Provided information:
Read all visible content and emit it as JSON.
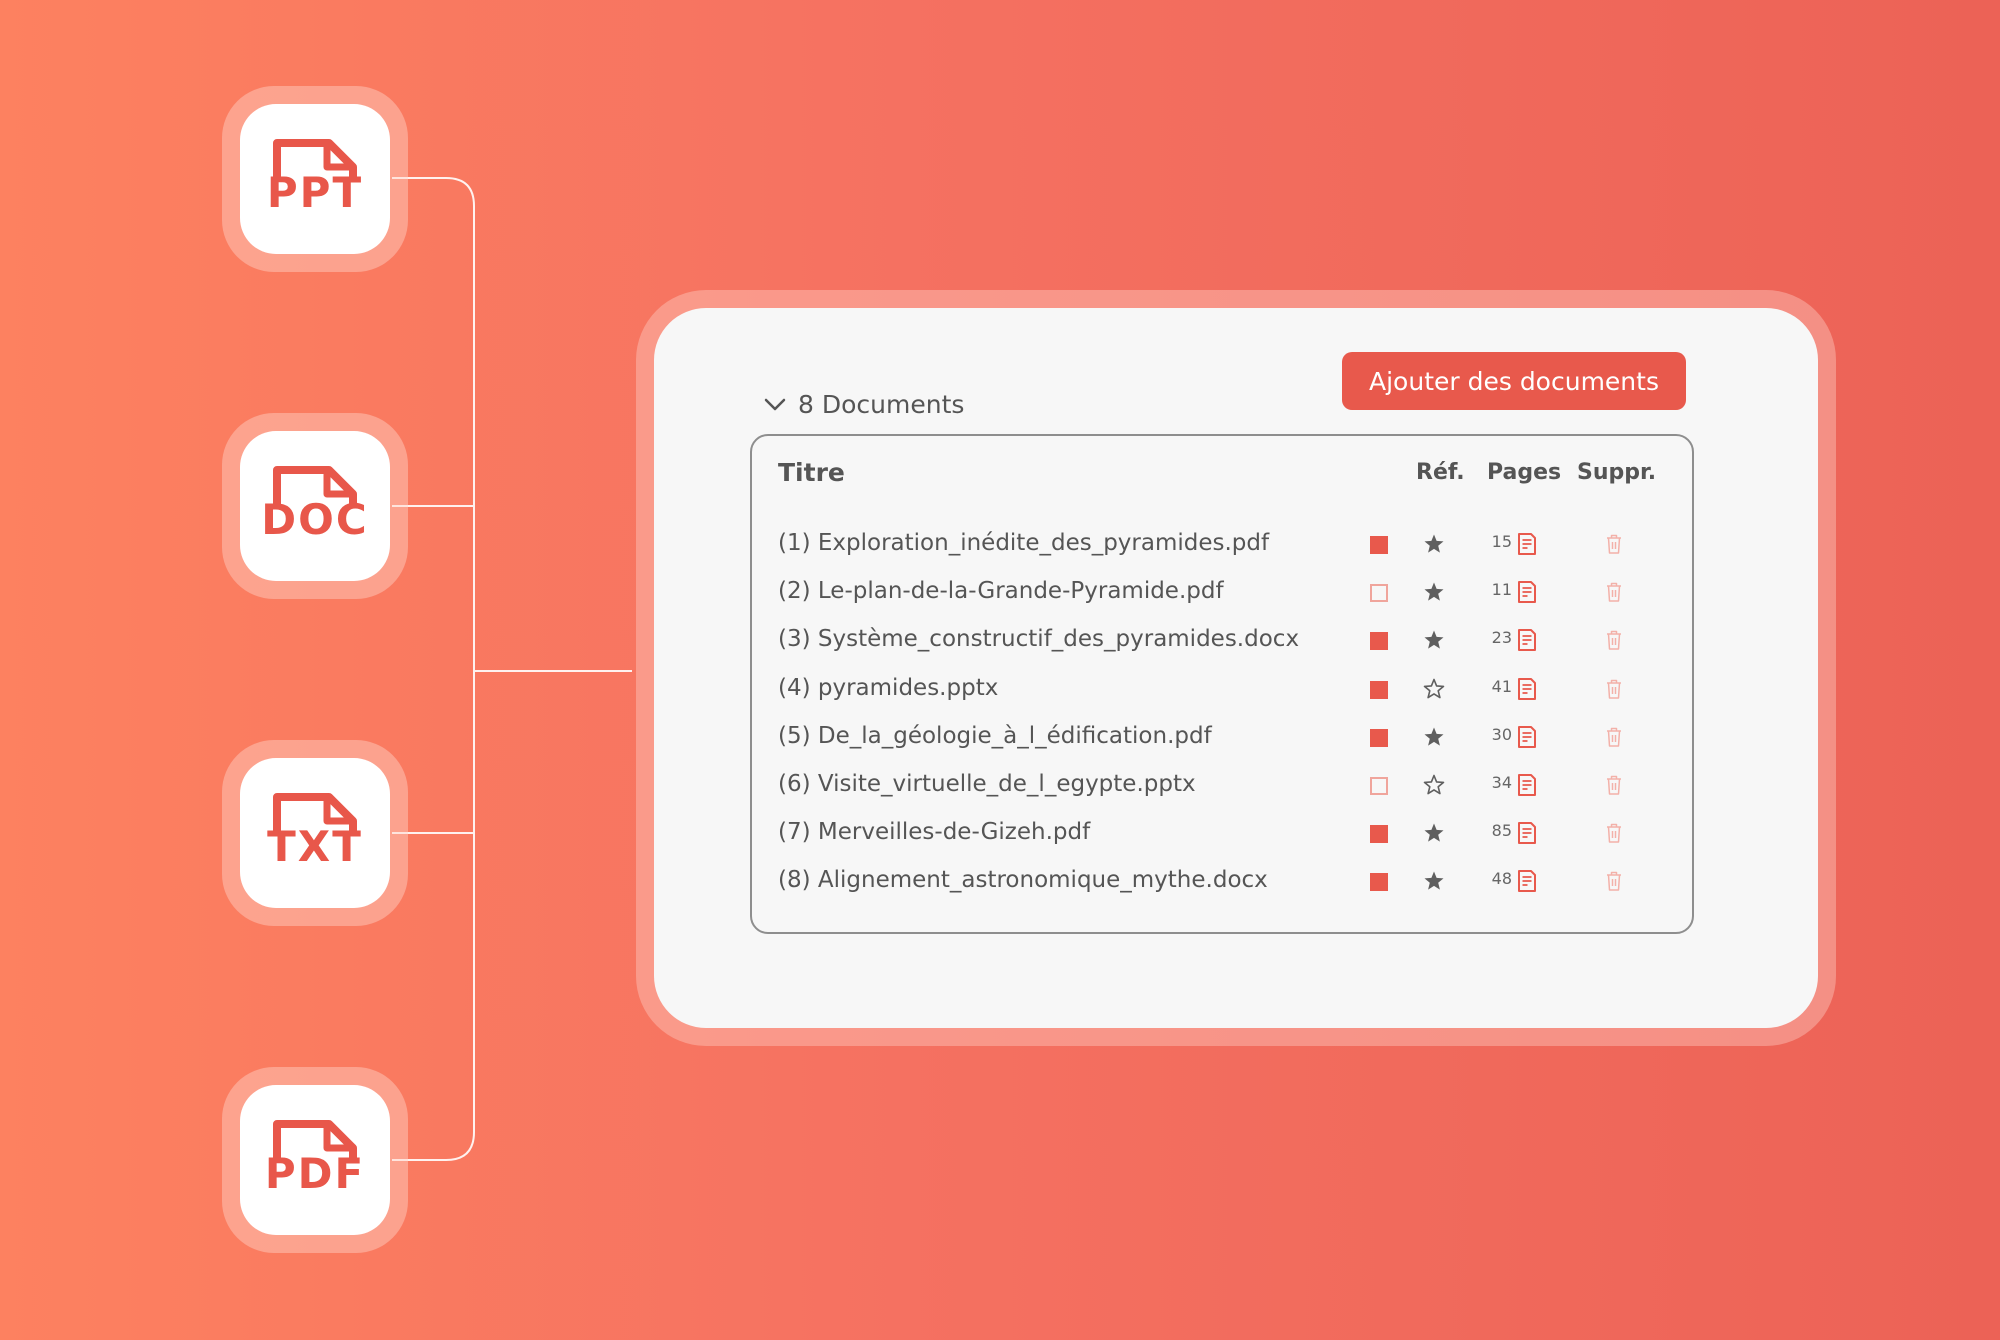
{
  "file_types": [
    {
      "label": "PPT",
      "icon": "file-icon"
    },
    {
      "label": "DOC",
      "icon": "file-icon"
    },
    {
      "label": "TXT",
      "icon": "file-icon"
    },
    {
      "label": "PDF",
      "icon": "file-icon"
    }
  ],
  "panel": {
    "add_button_label": "Ajouter des documents",
    "documents_toggle_label": "8 Documents",
    "columns": {
      "title": "Titre",
      "ref": "Réf.",
      "pages": "Pages",
      "delete": "Suppr."
    },
    "rows": [
      {
        "title": "(1) Exploration_inédite_des_pyramides.pdf",
        "selected": true,
        "starred": true,
        "pages": "15"
      },
      {
        "title": "(2) Le-plan-de-la-Grande-Pyramide.pdf",
        "selected": false,
        "starred": true,
        "pages": "11"
      },
      {
        "title": "(3) Système_constructif_des_pyramides.docx",
        "selected": true,
        "starred": true,
        "pages": "23"
      },
      {
        "title": "(4) pyramides.pptx",
        "selected": true,
        "starred": false,
        "pages": "41"
      },
      {
        "title": "(5) De_la_géologie_à_l_édification.pdf",
        "selected": true,
        "starred": true,
        "pages": "30"
      },
      {
        "title": "(6) Visite_virtuelle_de_l_egypte.pptx",
        "selected": false,
        "starred": false,
        "pages": "34"
      },
      {
        "title": "(7) Merveilles-de-Gizeh.pdf",
        "selected": true,
        "starred": true,
        "pages": "85"
      },
      {
        "title": "(8) Alignement_astronomique_mythe.docx",
        "selected": true,
        "starred": true,
        "pages": "48"
      }
    ]
  },
  "colors": {
    "accent": "#e8594c",
    "background_start": "#fd8160",
    "background_end": "#ec6256",
    "panel": "#f7f7f7"
  }
}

Requirements: Extract all the data above exactly, excluding every picture.

Response to this exercise:
Read all visible content and emit it as JSON.
{
  "file_types": [
    {
      "label": "PPT",
      "icon": "file-icon"
    },
    {
      "label": "DOC",
      "icon": "file-icon"
    },
    {
      "label": "TXT",
      "icon": "file-icon"
    },
    {
      "label": "PDF",
      "icon": "file-icon"
    }
  ],
  "panel": {
    "add_button_label": "Ajouter des documents",
    "documents_toggle_label": "8 Documents",
    "columns": {
      "title": "Titre",
      "ref": "Réf.",
      "pages": "Pages",
      "delete": "Suppr."
    },
    "rows": [
      {
        "title": "(1) Exploration_inédite_des_pyramides.pdf",
        "selected": true,
        "starred": true,
        "pages": "15"
      },
      {
        "title": "(2) Le-plan-de-la-Grande-Pyramide.pdf",
        "selected": false,
        "starred": true,
        "pages": "11"
      },
      {
        "title": "(3) Système_constructif_des_pyramides.docx",
        "selected": true,
        "starred": true,
        "pages": "23"
      },
      {
        "title": "(4) pyramides.pptx",
        "selected": true,
        "starred": false,
        "pages": "41"
      },
      {
        "title": "(5) De_la_géologie_à_l_édification.pdf",
        "selected": true,
        "starred": true,
        "pages": "30"
      },
      {
        "title": "(6) Visite_virtuelle_de_l_egypte.pptx",
        "selected": false,
        "starred": false,
        "pages": "34"
      },
      {
        "title": "(7) Merveilles-de-Gizeh.pdf",
        "selected": true,
        "starred": true,
        "pages": "85"
      },
      {
        "title": "(8) Alignement_astronomique_mythe.docx",
        "selected": true,
        "starred": true,
        "pages": "48"
      }
    ]
  },
  "colors": {
    "accent": "#e8594c",
    "background_start": "#fd8160",
    "background_end": "#ec6256",
    "panel": "#f7f7f7"
  }
}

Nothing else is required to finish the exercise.